#### YOUR OBJECTIVE:
Recast all the lines below as a Markdown table with two columns, Row and Line. Put each line's number in Row and leave out blank lines.

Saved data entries
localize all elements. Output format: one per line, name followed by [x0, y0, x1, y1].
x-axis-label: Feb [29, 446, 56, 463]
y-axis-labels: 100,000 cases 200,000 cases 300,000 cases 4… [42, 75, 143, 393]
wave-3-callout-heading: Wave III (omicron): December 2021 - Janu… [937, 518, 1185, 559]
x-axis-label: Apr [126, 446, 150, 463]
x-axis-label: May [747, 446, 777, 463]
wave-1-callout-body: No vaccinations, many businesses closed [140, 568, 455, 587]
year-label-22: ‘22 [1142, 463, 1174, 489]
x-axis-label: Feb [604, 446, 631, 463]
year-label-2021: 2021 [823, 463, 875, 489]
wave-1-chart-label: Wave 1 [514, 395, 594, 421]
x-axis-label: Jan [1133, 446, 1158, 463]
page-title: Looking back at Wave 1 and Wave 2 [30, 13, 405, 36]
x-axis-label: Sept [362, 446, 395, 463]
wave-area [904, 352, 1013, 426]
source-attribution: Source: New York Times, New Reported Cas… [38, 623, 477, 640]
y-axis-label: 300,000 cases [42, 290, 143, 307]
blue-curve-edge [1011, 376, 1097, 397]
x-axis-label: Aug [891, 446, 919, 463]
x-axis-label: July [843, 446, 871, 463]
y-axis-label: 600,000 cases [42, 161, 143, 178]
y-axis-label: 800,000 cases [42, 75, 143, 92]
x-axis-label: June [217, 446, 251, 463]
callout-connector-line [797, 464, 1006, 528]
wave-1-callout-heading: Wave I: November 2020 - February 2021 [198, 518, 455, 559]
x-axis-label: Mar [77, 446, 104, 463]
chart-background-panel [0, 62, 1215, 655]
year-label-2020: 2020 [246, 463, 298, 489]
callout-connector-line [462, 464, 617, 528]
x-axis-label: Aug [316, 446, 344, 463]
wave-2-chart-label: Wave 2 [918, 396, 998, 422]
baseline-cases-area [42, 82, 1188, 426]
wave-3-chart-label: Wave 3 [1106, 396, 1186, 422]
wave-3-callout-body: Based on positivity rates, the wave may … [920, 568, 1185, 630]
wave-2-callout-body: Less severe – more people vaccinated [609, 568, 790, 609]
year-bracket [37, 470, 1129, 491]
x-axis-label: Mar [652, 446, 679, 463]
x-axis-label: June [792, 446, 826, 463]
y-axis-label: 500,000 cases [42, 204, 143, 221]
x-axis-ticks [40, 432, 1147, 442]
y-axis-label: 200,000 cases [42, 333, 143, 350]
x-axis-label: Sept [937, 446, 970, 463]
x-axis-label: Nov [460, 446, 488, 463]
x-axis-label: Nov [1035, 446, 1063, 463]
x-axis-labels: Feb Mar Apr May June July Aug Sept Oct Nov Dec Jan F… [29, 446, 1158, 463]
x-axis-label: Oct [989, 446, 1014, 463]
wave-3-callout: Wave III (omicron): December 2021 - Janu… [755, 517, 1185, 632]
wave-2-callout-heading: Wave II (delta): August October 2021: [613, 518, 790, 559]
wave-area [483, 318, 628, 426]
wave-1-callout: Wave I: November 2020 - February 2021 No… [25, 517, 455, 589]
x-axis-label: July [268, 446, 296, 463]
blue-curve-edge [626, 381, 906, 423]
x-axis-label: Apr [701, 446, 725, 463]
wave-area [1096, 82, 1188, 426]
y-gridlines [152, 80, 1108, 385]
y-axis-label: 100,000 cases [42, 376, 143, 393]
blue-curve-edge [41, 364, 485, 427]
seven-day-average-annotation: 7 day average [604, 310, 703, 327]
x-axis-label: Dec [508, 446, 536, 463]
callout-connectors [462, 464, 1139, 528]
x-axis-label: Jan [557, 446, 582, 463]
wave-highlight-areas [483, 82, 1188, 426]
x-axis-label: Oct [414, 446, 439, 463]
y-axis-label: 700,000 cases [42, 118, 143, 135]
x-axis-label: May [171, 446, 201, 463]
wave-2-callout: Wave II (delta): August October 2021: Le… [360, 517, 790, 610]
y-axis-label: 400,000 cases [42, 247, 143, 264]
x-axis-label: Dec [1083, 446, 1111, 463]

#### WRITTEN ANSWER:
| Row | Line |
|---|---|
| 1 | localize all elements. Output format: one per line, name followed by [x0, y0, x1, y1]. |
| 2 | x-axis-label: Feb [29, 446, 56, 463] |
| 3 | y-axis-labels: 100,000 cases 200,000 cases 300,000 cases 4… [42, 75, 143, 393] |
| 4 | wave-3-callout-heading: Wave III (omicron): December 2021 - Janu… [937, 518, 1185, 559] |
| 5 | x-axis-label: Apr [126, 446, 150, 463] |
| 6 | x-axis-label: May [747, 446, 777, 463] |
| 7 | wave-1-callout-body: No vaccinations, many businesses closed [140, 568, 455, 587] |
| 8 | year-label-22: ‘22 [1142, 463, 1174, 489] |
| 9 | x-axis-label: Feb [604, 446, 631, 463] |
| 10 | year-label-2021: 2021 [823, 463, 875, 489] |
| 11 | wave-1-chart-label: Wave 1 [514, 395, 594, 421] |
| 12 | x-axis-label: Jan [1133, 446, 1158, 463] |
| 13 | page-title: Looking back at Wave 1 and Wave 2 [30, 13, 405, 36] |
| 14 | x-axis-label: Sept [362, 446, 395, 463] |
| 15 | wave-area [904, 352, 1013, 426] |
| 16 | source-attribution: Source: New York Times, New Reported Cas… [38, 623, 477, 640] |
| 17 | y-axis-label: 300,000 cases [42, 290, 143, 307] |
| 18 | blue-curve-edge [1011, 376, 1097, 397] |
| 19 | x-axis-label: Aug [891, 446, 919, 463] |
| 20 | x-axis-label: July [843, 446, 871, 463] |
| 21 | y-axis-label: 600,000 cases [42, 161, 143, 178] |
| 22 | y-axis-label: 800,000 cases [42, 75, 143, 92] |
| 23 | x-axis-label: June [217, 446, 251, 463] |
| 24 | callout-connector-line [797, 464, 1006, 528] |
| 25 | wave-1-callout-heading: Wave I: November 2020 - February 2021 [198, 518, 455, 559] |
| 26 | x-axis-label: Mar [77, 446, 104, 463] |
| 27 | chart-background-panel [0, 62, 1215, 655] |
| 28 | year-label-2020: 2020 [246, 463, 298, 489] |
| 29 | callout-connector-line [462, 464, 617, 528] |
| 30 | x-axis-label: Aug [316, 446, 344, 463] |
| 31 | wave-2-chart-label: Wave 2 [918, 396, 998, 422] |
| 32 | baseline-cases-area [42, 82, 1188, 426] |
| 33 | wave-3-chart-label: Wave 3 [1106, 396, 1186, 422] |
| 34 | wave-3-callout-body: Based on positivity rates, the wave may … [920, 568, 1185, 630] |
| 35 | wave-2-callout-body: Less severe – more people vaccinated [609, 568, 790, 609] |
| 36 | year-bracket [37, 470, 1129, 491] |
| 37 | x-axis-label: Mar [652, 446, 679, 463] |
| 38 | x-axis-label: June [792, 446, 826, 463] |
| 39 | y-axis-label: 500,000 cases [42, 204, 143, 221] |
| 40 | x-axis-ticks [40, 432, 1147, 442] |
| 41 | y-axis-label: 200,000 cases [42, 333, 143, 350] |
| 42 | x-axis-label: Sept [937, 446, 970, 463] |
| 43 | x-axis-label: Nov [460, 446, 488, 463] |
| 44 | x-axis-label: Nov [1035, 446, 1063, 463] |
| 45 | x-axis-labels: Feb Mar Apr May June July Aug Sept Oct Nov Dec Jan F… [29, 446, 1158, 463] |
| 46 | x-axis-label: Oct [989, 446, 1014, 463] |
| 47 | wave-3-callout: Wave III (omicron): December 2021 - Janu… [755, 517, 1185, 632] |
| 48 | wave-2-callout-heading: Wave II (delta): August October 2021: [613, 518, 790, 559] |
| 49 | wave-area [483, 318, 628, 426] |
| 50 | wave-1-callout: Wave I: November 2020 - February 2021 No… [25, 517, 455, 589] |
| 51 | x-axis-label: July [268, 446, 296, 463] |
| 52 | blue-curve-edge [626, 381, 906, 423] |
| 53 | x-axis-label: Apr [701, 446, 725, 463] |
| 54 | wave-area [1096, 82, 1188, 426] |
| 55 | y-gridlines [152, 80, 1108, 385] |
| 56 | y-axis-label: 100,000 cases [42, 376, 143, 393] |
| 57 | blue-curve-edge [41, 364, 485, 427] |
| 58 | seven-day-average-annotation: 7 day average [604, 310, 703, 327] |
| 59 | x-axis-label: Dec [508, 446, 536, 463] |
| 60 | callout-connectors [462, 464, 1139, 528] |
| 61 | x-axis-label: Jan [557, 446, 582, 463] |
| 62 | wave-highlight-areas [483, 82, 1188, 426] |
| 63 | x-axis-label: Oct [414, 446, 439, 463] |
| 64 | y-axis-label: 700,000 cases [42, 118, 143, 135] |
| 65 | x-axis-label: May [171, 446, 201, 463] |
| 66 | wave-2-callout: Wave II (delta): August October 2021: Le… [360, 517, 790, 610] |
| 67 | y-axis-label: 400,000 cases [42, 247, 143, 264] |
| 68 | x-axis-label: Dec [1083, 446, 1111, 463] |